■ Text segment ■
────────────────────
More than 50% of farmers in BASF survey have glyphosate-resistant weeds in their fields, up to four out of five plan to alter weed control programs in 2012
RESEARCH TRIANGLE PARK, North Carolina
April 25, 2012
– As a sign farmers are responding to the threat of glyphosate resistance, as many as four out of five farmers plan to alter their weed control programs in 2012, according to results from a recent national BASF survey.
More than 50 percent of farmers surveyed acknowledged the existence of glyphosate-resistant weeds in their fields, and many of them blamed resistance for hurting their yields. In addition, even farmers who have not seen glyphosate resistance in their fields said they would make changes to their weed control programs.
These results encouraged weed experts such as Dan Westberg, Ph.D., Technical Market Manager, BASF.
“It indicates that farmers understand that today’s weed control challenges demand the use of a more comprehensive management approach,” Westberg said. “For a long time, farmers relied almost solely on glyphosate to control their weed problems, but those days are over. The repeated use of a single chemistry is the number one reason many have developed resistant weed populations.”
A majority of survey respondents acknowledged the need to do more, with more than 80 percent saying they would be willing to invest additional dollars to control resistant weeds.
More than one-third of survey respondents plan on adding multiple herbicide sites of action this year, which experts say is a critical element in controlling glyphosate-resistant weed populations. The Weed Science Society of America (WSSA) already has confirmed 13 different species of profit-robbing glyphosate-resistant weeds across 28 states.1
“Once a weed evolves resistance to a particular herbicide and is able to seed, that problem now exists in that field pretty much forever,” said Mike Owen, Ph.D., Iowa State University weed scientist.
Many survey respondents also said they would apply a preemergence herbicide before or at planting for a foundation of weed control, as well as add tank mixes to their post applications. About one-third of respondents said they would work with a consultant to plan out their programs.
────────────────────
■ Recorded data ■
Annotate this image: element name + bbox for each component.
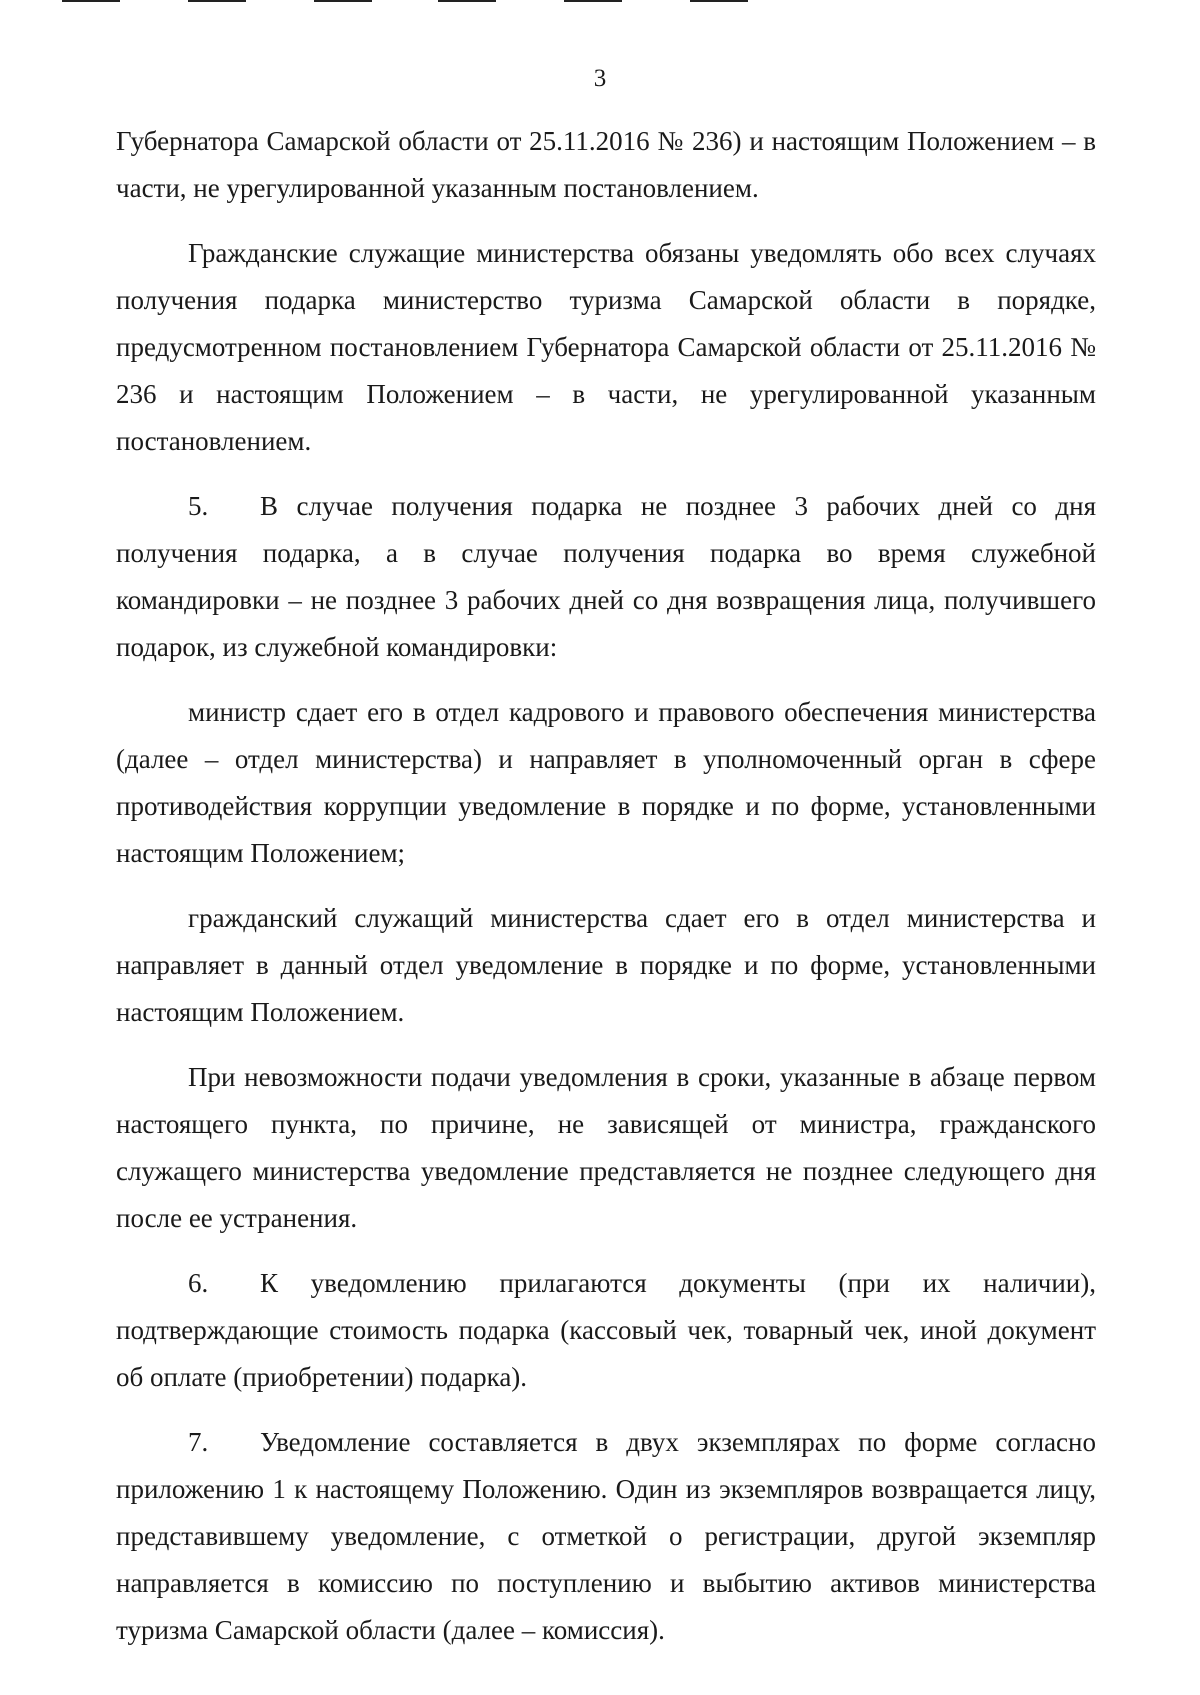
────────────────────
■ Exercise aim ■
Rewrite the passage of the BASF weed survey article that begins with "More than 50%" and stops after "weed control programs.", replacing every instance of "farmers" with "growers".

■ Result of the exercise ■
More than 50% of growers in BASF survey have glyphosate-resistant weeds in their fields, up to four out of five plan to alter weed control programs in 2012
RESEARCH TRIANGLE PARK, North Carolina
April 25, 2012
– As a sign growers are responding to the threat of glyphosate resistance, as many as four out of five growers plan to alter their weed control programs in 2012, according to results from a recent national BASF survey.
More than 50 percent of growers surveyed acknowledged the existence of glyphosate-resistant weeds in their fields, and many of them blamed resistance for hurting their yields. In addition, even growers who have not seen glyphosate resistance in their fields said they would make changes to their weed control programs.